# Task prompt
Print all of the records below word for word, leaving out the pictures.

# Exercise input
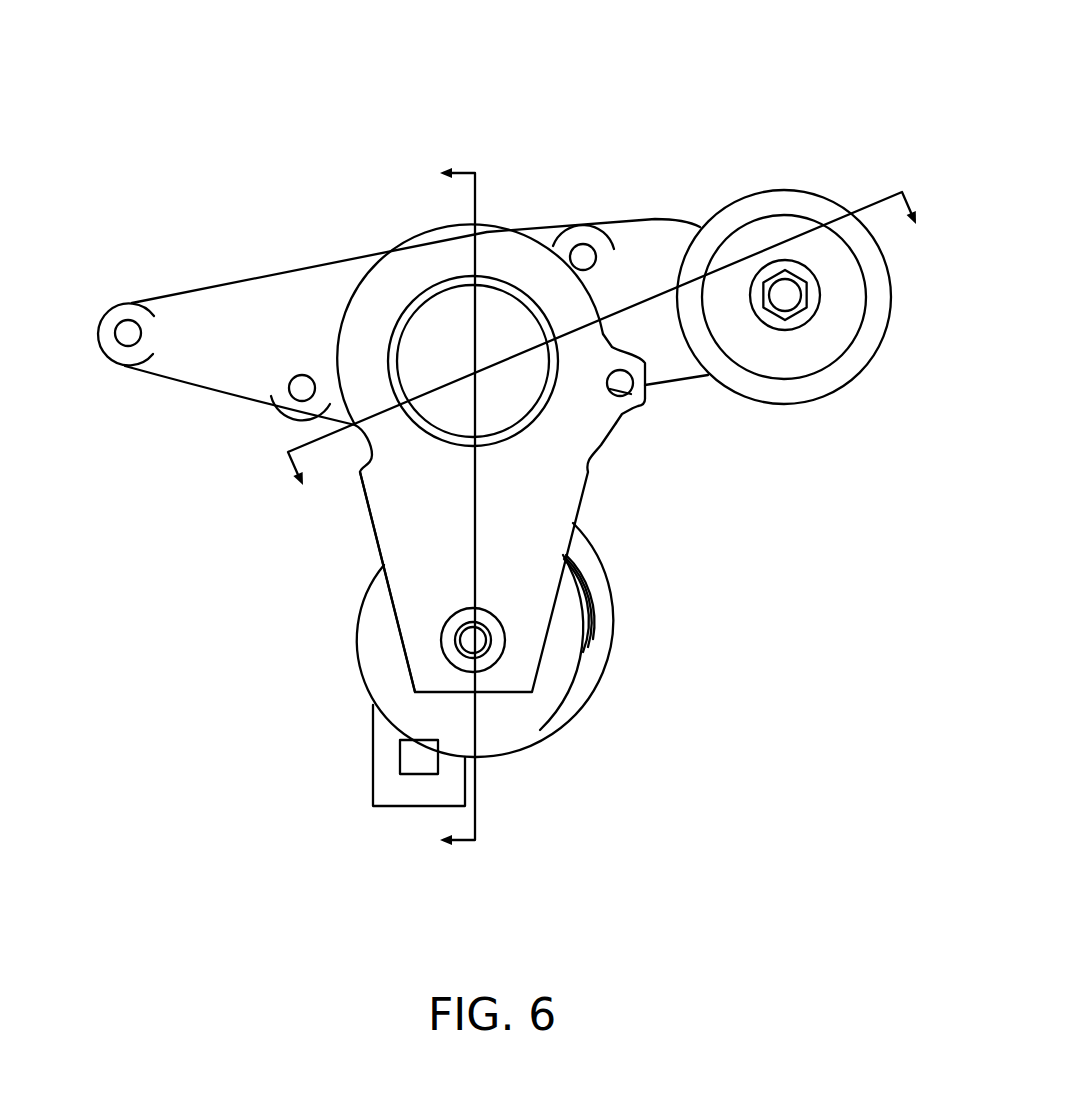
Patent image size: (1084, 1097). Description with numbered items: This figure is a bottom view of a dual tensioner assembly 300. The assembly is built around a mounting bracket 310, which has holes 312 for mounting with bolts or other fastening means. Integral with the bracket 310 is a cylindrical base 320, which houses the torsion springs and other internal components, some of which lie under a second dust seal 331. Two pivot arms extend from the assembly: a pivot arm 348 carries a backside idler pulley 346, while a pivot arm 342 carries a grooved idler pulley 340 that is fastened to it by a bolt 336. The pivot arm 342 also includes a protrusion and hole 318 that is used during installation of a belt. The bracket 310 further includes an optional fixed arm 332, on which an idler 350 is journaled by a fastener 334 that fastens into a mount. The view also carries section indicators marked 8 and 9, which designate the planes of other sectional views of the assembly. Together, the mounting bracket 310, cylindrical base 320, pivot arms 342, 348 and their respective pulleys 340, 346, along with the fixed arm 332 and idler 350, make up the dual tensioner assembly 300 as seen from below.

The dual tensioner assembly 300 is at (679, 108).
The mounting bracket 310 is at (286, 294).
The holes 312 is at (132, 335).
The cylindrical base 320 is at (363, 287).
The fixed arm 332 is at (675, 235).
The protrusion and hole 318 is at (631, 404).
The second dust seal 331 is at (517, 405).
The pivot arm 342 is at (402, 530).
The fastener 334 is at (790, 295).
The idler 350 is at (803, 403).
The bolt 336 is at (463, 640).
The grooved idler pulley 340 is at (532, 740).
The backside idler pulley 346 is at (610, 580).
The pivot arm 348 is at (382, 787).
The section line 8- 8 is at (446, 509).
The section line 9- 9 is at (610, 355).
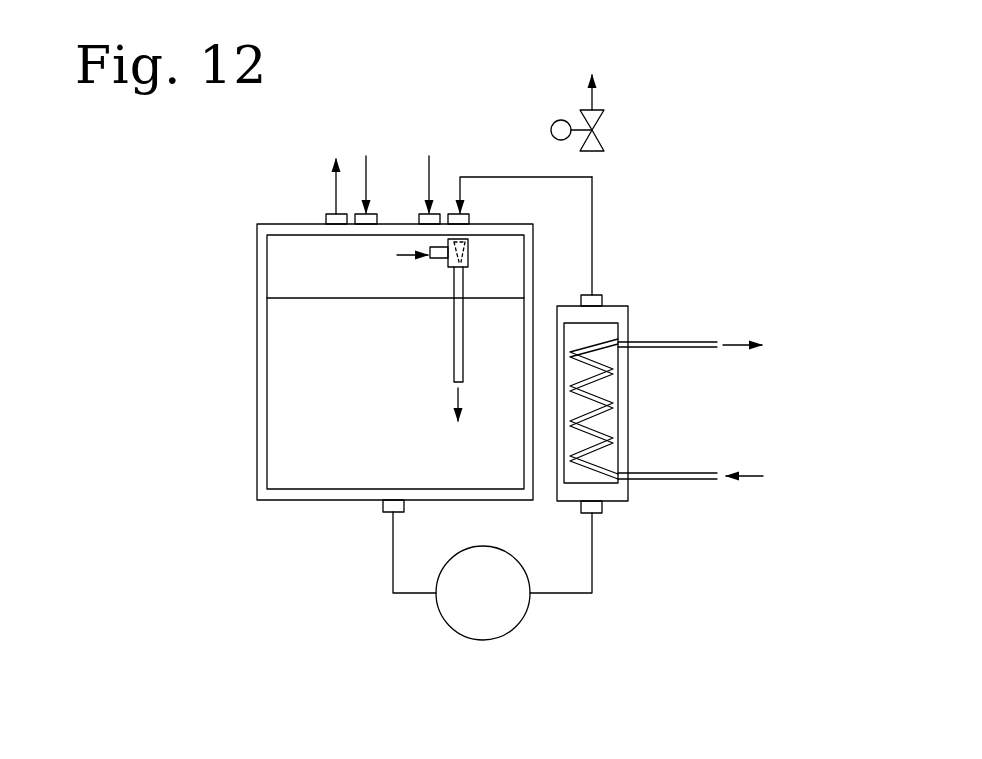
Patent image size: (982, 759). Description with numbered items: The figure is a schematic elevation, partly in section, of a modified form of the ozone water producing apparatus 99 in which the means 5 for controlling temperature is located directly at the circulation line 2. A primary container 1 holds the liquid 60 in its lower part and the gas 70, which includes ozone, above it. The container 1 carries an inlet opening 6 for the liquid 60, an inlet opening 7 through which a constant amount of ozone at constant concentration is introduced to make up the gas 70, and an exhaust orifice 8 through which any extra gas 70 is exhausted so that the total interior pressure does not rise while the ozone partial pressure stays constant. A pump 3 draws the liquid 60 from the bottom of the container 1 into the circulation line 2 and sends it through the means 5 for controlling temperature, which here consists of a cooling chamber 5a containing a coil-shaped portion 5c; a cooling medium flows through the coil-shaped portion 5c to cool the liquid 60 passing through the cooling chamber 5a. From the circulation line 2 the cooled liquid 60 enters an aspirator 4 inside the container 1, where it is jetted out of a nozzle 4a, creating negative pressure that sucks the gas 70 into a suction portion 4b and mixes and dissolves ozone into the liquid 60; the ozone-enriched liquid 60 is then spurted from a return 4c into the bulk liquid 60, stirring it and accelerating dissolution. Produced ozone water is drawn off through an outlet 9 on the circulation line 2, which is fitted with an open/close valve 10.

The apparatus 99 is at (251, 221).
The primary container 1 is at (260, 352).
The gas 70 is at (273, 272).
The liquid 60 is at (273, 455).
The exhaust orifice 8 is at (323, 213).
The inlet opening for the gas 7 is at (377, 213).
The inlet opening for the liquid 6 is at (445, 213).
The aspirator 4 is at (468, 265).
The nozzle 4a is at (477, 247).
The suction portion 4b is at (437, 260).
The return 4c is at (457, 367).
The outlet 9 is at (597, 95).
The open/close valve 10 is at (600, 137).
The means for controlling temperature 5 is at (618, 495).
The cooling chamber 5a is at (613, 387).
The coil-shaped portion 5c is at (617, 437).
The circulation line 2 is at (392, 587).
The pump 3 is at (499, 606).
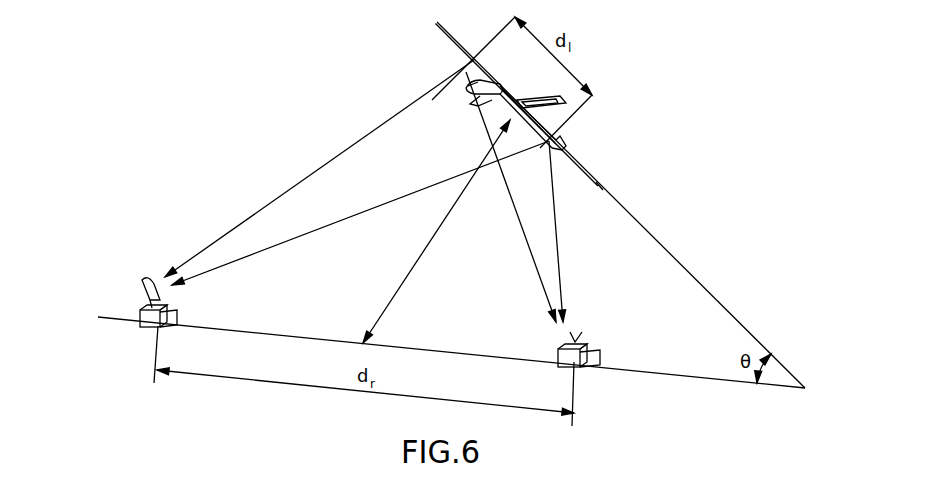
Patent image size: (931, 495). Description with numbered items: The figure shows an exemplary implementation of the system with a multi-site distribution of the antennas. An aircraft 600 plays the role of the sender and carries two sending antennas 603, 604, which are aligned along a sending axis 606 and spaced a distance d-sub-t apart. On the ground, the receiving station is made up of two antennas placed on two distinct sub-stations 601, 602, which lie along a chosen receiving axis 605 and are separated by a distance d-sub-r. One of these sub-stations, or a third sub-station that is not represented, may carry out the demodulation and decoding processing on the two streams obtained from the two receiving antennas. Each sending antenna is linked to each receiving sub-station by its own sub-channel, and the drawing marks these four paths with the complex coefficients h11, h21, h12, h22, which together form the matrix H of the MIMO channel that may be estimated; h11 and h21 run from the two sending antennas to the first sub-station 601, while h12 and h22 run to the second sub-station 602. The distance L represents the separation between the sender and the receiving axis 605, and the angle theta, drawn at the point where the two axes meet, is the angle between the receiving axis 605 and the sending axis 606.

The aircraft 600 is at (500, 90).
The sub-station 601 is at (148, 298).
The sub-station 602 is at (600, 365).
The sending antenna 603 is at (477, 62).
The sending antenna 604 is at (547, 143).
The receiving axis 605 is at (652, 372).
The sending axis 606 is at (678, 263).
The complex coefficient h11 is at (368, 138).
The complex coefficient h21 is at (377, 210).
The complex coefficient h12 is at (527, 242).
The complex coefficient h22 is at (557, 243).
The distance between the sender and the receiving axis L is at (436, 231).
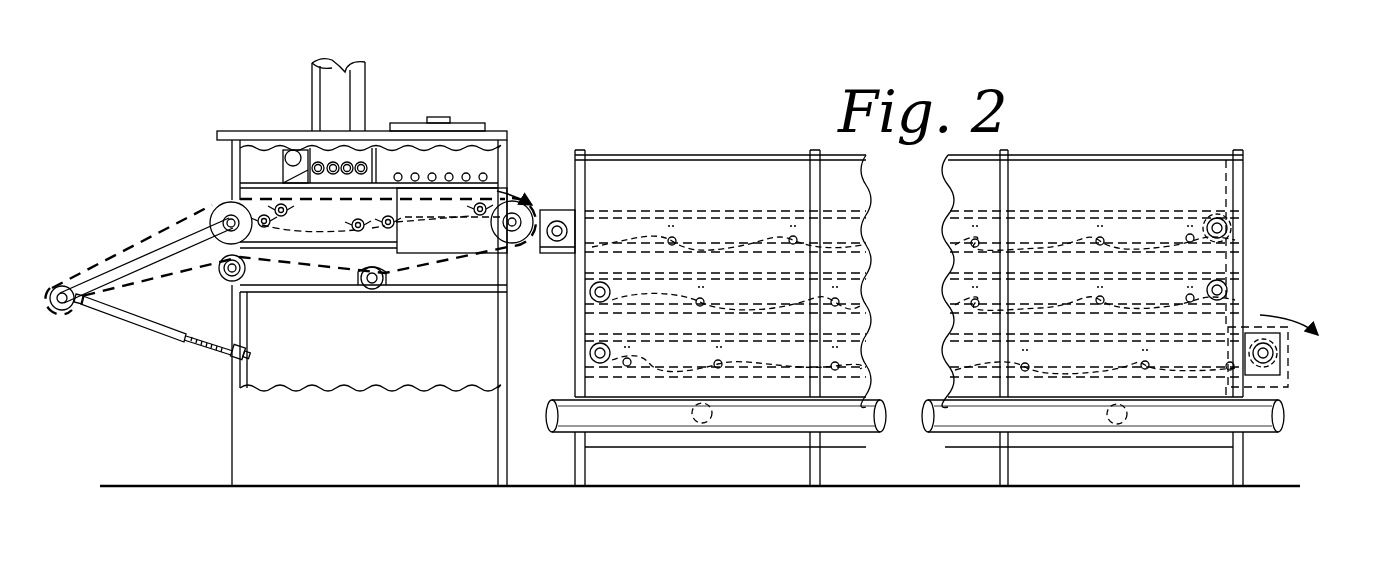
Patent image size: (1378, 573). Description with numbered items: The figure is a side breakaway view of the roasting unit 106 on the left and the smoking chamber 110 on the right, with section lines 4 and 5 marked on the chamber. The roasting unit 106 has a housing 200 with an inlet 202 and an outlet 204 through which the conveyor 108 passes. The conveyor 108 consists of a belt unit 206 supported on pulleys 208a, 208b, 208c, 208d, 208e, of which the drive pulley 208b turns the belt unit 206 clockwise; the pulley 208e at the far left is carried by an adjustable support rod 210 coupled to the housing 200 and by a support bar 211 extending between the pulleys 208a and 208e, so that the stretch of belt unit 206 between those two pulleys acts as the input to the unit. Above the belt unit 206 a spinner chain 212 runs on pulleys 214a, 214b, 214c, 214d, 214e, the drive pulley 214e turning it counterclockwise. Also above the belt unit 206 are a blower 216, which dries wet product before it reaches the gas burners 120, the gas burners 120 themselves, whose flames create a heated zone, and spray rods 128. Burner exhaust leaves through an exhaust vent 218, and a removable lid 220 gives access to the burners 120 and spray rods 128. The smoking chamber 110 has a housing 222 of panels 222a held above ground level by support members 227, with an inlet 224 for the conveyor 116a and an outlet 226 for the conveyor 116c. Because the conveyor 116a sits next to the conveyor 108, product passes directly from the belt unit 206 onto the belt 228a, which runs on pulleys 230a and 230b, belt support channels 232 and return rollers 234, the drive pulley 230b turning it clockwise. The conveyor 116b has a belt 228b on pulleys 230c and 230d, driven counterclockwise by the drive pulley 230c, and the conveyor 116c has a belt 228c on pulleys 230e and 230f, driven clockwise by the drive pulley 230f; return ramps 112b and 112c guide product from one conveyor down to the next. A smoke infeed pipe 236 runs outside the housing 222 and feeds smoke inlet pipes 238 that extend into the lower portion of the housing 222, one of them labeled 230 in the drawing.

# Correct result
Patent image size: (1084, 1097). Description with numbered items: This figure is a bottom view of a dual tensioner assembly 300. The assembly is built around a mounting bracket 310, which has holes 312 for mounting with bolts or other fastening means. Integral with the bracket 310 is a cylindrical base 320, which houses the torsion springs and other internal components, some of which lie under a second dust seal 331. Two pivot arms extend from the assembly: a pivot arm 348 carries a backside idler pulley 346, while a pivot arm 342 carries a grooved idler pulley 340 that is fastened to it by a bolt 336. The pivot arm 342 also includes a protrusion and hole 318 that is used during installation of a belt. The bracket 310 further includes an optional fixed arm 332, on which an idler 350 is journaled by a fastener 334 that fastens into a mount. The view also carries section indicators marked 8 and 9, which designate the planes of other sectional views of the assembly. Together, the mounting bracket 310, cylindrical base 320, pivot arms 342, 348 and their respective pulleys 340, 346, along with the fixed arm 332 and idler 350, make up the dual tensioner assembly 300 as seen from below.

The dual tensioner assembly 300 is at (679, 108).
The mounting bracket 310 is at (286, 294).
The holes 312 is at (132, 335).
The cylindrical base 320 is at (363, 287).
The fixed arm 332 is at (675, 235).
The protrusion and hole 318 is at (631, 404).
The second dust seal 331 is at (517, 405).
The pivot arm 342 is at (402, 530).
The fastener 334 is at (790, 295).
The idler 350 is at (803, 403).
The bolt 336 is at (463, 640).
The grooved idler pulley 340 is at (532, 740).
The backside idler pulley 346 is at (610, 580).
The pivot arm 348 is at (382, 787).
The section line 8- 8 is at (446, 509).
The section line 9- 9 is at (610, 355).
Patent image size: (982, 759). Description with numbered items: The figure is a schematic elevation, partly in section, of a modified form of the ozone water producing apparatus 99 in which the means 5 for controlling temperature is located directly at the circulation line 2. A primary container 1 holds the liquid 60 in its lower part and the gas 70, which includes ozone, above it. The container 1 carries an inlet opening 6 for the liquid 60, an inlet opening 7 through which a constant amount of ozone at constant concentration is introduced to make up the gas 70, and an exhaust orifice 8 through which any extra gas 70 is exhausted so that the total interior pressure does not rise while the ozone partial pressure stays constant. A pump 3 draws the liquid 60 from the bottom of the container 1 into the circulation line 2 and sends it through the means 5 for controlling temperature, which here consists of a cooling chamber 5a containing a coil-shaped portion 5c; a cooling medium flows through the coil-shaped portion 5c to cool the liquid 60 passing through the cooling chamber 5a. From the circulation line 2 the cooled liquid 60 enters an aspirator 4 inside the container 1, where it is jetted out of a nozzle 4a, creating negative pressure that sucks the gas 70 into a suction portion 4b and mixes and dissolves ozone into the liquid 60; the ozone-enriched liquid 60 is then spurted from a return 4c into the bulk liquid 60, stirring it and accelerating dissolution. Produced ozone water is drawn off through an outlet 9 on the circulation line 2, which is fitted with an open/close valve 10.

The apparatus 99 is at (251, 221).
The primary container 1 is at (260, 352).
The gas 70 is at (273, 272).
The liquid 60 is at (273, 455).
The exhaust orifice 8 is at (323, 213).
The inlet opening for the gas 7 is at (377, 213).
The inlet opening for the liquid 6 is at (445, 213).
The aspirator 4 is at (468, 265).
The nozzle 4a is at (477, 247).
The suction portion 4b is at (437, 260).
The return 4c is at (457, 367).
The outlet 9 is at (597, 95).
The open/close valve 10 is at (600, 137).
The means for controlling temperature 5 is at (618, 495).
The cooling chamber 5a is at (613, 387).
The coil-shaped portion 5c is at (617, 437).
The circulation line 2 is at (392, 587).
The pump 3 is at (499, 606).
Patent image size: (931, 495). Description with numbered items: The figure shows an exemplary implementation of the system with a multi-site distribution of the antennas. An aircraft 600 plays the role of the sender and carries two sending antennas 603, 604, which are aligned along a sending axis 606 and spaced a distance d-sub-t apart. On the ground, the receiving station is made up of two antennas placed on two distinct sub-stations 601, 602, which lie along a chosen receiving axis 605 and are separated by a distance d-sub-r. One of these sub-stations, or a third sub-station that is not represented, may carry out the demodulation and decoding processing on the two streams obtained from the two receiving antennas. Each sending antenna is linked to each receiving sub-station by its own sub-channel, and the drawing marks these four paths with the complex coefficients h11, h21, h12, h22, which together form the matrix H of the MIMO channel that may be estimated; h11 and h21 run from the two sending antennas to the first sub-station 601, while h12 and h22 run to the second sub-station 602. The distance L represents the separation between the sender and the receiving axis 605, and the angle theta, drawn at the point where the two axes meet, is the angle between the receiving axis 605 and the sending axis 606.

The aircraft 600 is at (500, 90).
The sub-station 601 is at (148, 298).
The sub-station 602 is at (600, 365).
The sending antenna 603 is at (477, 62).
The sending antenna 604 is at (547, 143).
The receiving axis 605 is at (652, 372).
The sending axis 606 is at (678, 263).
The complex coefficient h11 is at (368, 138).
The complex coefficient h21 is at (377, 210).
The complex coefficient h12 is at (527, 242).
The complex coefficient h22 is at (557, 243).
The distance between the sender and the receiving axis L is at (436, 231).
Patent image size: (1378, 573). Description with numbered items: The figure is a side breakaway view of the roasting unit 106 on the left and the smoking chamber 110 on the right, with section lines 4 and 5 marked on the chamber. The roasting unit 106 has a housing 200 with an inlet 202 and an outlet 204 through which the conveyor 108 passes. The conveyor 108 consists of a belt unit 206 supported on pulleys 208a, 208b, 208c, 208d, 208e, of which the drive pulley 208b turns the belt unit 206 clockwise; the pulley 208e at the far left is carried by an adjustable support rod 210 coupled to the housing 200 and by a support bar 211 extending between the pulleys 208a and 208e, so that the stretch of belt unit 206 between those two pulleys acts as the input to the unit. Above the belt unit 206 a spinner chain 212 runs on pulleys 214a, 214b, 214c, 214d, 214e, the drive pulley 214e turning it counterclockwise. Also above the belt unit 206 are a blower 216, which dries wet product before it reaches the gas burners 120, the gas burners 120 themselves, whose flames create a heated zone, and spray rods 128. Burner exhaust leaves through an exhaust vent 218, and a removable lid 220 gives access to the burners 120 and spray rods 128. The smoking chamber 110 has a housing 222 of panels 222a held above ground level by support members 227, with an inlet 224 for the conveyor 116a and an outlet 226 for the conveyor 116c. Because the conveyor 116a sits next to the conveyor 108, product passes directly from the belt unit 206 onto the belt 228a, which runs on pulleys 230a and 230b, belt support channels 232 and return rollers 234, the drive pulley 230b turning it clockwise. The conveyor 116b has a belt 228b on pulleys 230c and 230d, driven counterclockwise by the drive pulley 230c, and the conveyor 116c has a belt 228c on pulleys 230e and 230f, driven clockwise by the drive pulley 230f; return ramps 112b and 112c guide product from one conveyor down to the next. A smoke infeed pipe 236 runs outside the housing 222 and feeds smoke inlet pipes 238 that extend into the lower portion of the housing 222, one of them labeled 230 in the drawing.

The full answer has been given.